To be done => Determine how many lines hold "name" and give only that number.

——————

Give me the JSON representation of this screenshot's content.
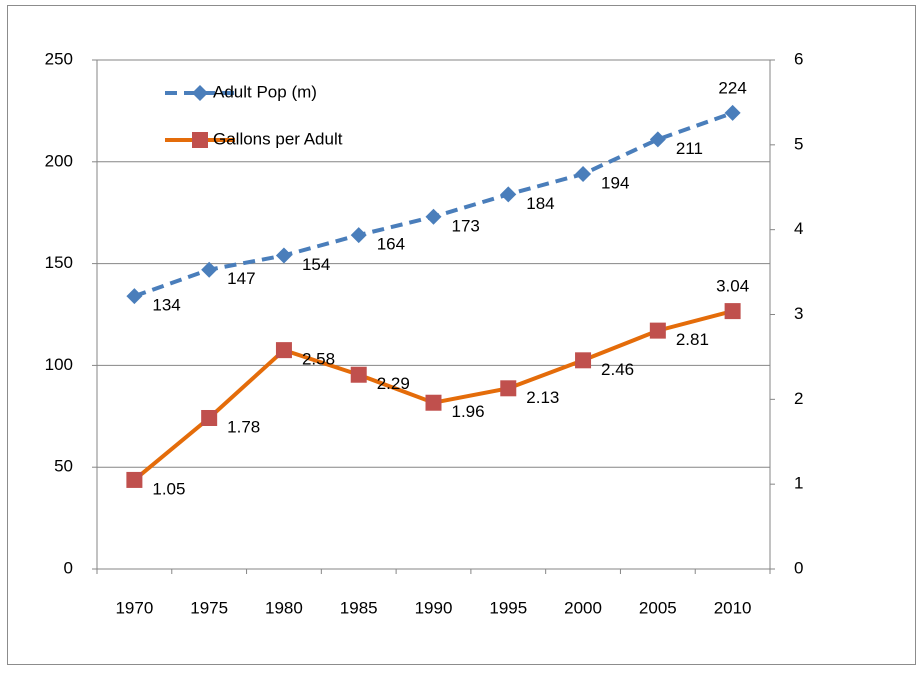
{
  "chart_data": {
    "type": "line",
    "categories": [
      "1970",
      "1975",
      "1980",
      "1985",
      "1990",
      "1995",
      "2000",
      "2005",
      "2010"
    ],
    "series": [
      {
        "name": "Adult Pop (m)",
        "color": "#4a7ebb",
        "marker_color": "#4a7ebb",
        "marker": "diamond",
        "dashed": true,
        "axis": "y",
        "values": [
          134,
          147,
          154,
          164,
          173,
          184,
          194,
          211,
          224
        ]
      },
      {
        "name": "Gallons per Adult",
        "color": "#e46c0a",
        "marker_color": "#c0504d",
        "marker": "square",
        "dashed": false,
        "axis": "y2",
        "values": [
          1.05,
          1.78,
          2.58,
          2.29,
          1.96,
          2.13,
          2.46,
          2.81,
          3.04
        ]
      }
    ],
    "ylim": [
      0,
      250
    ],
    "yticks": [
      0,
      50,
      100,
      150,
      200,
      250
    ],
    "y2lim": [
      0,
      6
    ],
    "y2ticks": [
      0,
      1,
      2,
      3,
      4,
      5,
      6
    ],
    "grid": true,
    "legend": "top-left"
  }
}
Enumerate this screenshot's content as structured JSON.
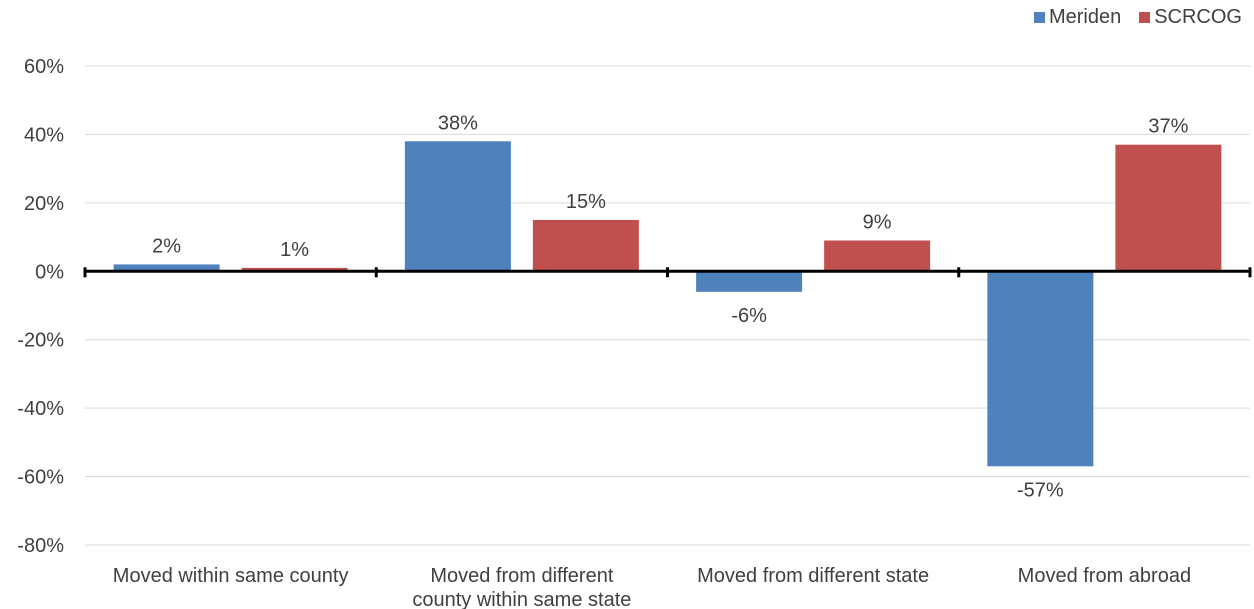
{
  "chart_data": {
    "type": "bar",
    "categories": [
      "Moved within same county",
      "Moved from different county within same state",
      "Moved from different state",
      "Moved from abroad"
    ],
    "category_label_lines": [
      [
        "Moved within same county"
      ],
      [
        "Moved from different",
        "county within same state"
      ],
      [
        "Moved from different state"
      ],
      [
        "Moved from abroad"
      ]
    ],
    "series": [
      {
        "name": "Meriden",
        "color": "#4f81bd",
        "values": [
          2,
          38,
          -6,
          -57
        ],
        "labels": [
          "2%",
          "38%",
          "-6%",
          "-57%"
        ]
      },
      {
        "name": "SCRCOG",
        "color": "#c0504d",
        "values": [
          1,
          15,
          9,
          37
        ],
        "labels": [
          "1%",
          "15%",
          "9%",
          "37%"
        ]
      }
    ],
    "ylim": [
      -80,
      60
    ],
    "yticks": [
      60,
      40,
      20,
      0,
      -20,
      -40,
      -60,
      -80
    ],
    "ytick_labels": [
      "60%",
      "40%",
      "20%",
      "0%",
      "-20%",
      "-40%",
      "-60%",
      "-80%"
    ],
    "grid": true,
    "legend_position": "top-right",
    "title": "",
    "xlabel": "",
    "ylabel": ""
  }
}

——————

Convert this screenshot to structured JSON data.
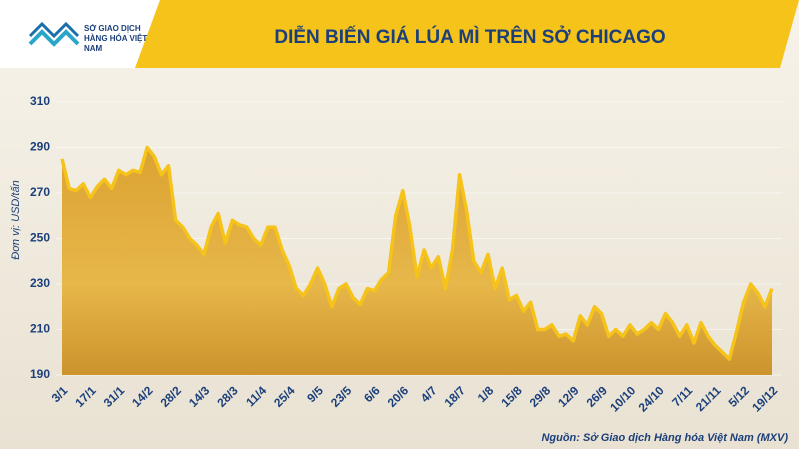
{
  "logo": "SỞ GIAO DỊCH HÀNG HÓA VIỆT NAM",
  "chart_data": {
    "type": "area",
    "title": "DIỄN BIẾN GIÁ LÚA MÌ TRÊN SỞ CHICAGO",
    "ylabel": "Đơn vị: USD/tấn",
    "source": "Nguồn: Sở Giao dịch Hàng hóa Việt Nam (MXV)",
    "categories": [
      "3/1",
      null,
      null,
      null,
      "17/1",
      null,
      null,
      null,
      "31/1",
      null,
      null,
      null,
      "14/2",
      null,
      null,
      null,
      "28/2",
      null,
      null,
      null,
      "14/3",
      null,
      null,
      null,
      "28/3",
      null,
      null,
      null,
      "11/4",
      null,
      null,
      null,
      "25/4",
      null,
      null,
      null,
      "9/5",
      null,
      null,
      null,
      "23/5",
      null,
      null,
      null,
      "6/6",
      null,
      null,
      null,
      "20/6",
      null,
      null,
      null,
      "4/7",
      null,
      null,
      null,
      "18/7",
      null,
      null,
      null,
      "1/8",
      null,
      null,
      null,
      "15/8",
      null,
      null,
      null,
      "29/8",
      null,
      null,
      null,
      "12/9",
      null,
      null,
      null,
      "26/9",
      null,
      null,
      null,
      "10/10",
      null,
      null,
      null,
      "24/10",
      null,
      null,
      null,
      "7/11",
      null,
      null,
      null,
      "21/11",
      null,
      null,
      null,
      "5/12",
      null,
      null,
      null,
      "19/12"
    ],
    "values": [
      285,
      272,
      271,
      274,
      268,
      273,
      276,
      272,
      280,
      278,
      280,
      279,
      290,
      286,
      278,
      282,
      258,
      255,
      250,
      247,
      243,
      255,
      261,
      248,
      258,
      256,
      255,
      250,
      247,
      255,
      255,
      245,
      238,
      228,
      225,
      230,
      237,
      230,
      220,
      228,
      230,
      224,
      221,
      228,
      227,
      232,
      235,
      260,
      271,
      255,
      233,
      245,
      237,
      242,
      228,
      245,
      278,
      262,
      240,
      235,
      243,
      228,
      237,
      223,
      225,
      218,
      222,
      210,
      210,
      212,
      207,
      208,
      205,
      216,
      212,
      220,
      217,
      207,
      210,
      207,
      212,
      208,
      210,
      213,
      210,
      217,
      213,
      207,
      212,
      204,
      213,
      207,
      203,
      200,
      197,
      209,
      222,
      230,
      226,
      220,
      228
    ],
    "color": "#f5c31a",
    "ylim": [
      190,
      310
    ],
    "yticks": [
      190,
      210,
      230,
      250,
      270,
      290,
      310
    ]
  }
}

——————

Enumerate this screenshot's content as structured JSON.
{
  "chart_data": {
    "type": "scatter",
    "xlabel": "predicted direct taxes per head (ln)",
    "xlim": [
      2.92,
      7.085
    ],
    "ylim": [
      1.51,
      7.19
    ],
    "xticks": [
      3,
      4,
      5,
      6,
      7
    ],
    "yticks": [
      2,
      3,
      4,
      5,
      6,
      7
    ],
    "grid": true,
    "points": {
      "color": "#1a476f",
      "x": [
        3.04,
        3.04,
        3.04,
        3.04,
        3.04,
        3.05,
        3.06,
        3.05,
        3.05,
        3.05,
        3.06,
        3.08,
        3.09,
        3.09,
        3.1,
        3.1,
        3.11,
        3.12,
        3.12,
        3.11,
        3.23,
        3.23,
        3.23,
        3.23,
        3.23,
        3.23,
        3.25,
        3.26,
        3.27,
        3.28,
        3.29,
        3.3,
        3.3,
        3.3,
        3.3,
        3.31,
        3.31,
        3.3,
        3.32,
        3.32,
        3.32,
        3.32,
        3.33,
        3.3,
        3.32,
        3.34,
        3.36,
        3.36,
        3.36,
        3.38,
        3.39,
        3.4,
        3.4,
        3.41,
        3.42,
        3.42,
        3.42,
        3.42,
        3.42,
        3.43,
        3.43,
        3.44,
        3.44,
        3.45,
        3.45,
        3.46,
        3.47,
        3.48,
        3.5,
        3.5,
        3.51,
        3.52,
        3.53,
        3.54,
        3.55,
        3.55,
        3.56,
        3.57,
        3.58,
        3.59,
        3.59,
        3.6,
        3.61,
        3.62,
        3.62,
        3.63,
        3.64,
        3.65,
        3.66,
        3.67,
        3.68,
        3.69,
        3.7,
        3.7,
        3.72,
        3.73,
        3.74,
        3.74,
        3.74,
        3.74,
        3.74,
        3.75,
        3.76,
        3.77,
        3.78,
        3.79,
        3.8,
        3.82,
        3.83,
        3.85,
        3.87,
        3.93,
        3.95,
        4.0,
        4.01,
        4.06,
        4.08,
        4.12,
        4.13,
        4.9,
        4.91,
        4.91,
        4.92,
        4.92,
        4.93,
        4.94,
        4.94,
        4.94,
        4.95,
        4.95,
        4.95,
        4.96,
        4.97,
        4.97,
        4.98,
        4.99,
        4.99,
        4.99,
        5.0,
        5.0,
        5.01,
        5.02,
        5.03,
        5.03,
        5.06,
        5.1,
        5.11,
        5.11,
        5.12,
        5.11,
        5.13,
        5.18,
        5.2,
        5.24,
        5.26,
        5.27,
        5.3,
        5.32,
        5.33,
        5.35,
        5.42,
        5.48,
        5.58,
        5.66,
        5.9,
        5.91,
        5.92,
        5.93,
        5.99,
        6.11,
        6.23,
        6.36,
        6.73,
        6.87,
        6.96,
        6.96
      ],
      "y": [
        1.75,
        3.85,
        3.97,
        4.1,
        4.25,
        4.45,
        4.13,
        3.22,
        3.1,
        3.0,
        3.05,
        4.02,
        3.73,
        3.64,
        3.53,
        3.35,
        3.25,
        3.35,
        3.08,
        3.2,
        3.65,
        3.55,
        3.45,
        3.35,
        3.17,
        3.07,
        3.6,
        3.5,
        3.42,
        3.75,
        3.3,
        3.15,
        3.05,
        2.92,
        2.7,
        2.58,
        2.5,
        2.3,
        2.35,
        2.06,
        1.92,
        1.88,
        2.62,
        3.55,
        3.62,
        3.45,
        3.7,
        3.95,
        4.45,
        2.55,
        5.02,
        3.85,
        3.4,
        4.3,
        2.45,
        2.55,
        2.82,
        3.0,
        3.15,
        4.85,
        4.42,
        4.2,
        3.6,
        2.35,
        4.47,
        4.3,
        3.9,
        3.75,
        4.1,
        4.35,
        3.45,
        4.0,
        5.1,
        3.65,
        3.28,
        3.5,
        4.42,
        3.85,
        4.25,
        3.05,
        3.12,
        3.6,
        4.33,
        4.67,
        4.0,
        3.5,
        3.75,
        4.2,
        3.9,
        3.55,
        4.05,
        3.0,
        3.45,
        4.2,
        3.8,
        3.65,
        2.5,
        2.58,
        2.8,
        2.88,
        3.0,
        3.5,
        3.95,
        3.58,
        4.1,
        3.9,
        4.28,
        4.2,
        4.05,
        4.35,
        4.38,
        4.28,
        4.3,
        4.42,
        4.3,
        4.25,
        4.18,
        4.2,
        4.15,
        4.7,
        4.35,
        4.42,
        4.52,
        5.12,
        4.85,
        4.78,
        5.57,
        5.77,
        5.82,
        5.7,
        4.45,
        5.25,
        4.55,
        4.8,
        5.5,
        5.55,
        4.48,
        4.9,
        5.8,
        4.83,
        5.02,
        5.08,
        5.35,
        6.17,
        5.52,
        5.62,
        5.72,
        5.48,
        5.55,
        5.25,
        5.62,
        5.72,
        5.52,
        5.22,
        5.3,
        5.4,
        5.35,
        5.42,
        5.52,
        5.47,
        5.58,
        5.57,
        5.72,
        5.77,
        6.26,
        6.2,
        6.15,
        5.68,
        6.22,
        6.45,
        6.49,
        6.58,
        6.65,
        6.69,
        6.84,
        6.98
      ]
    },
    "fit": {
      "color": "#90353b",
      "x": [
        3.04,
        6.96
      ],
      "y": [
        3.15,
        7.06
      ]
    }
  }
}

——————

Full answer => 4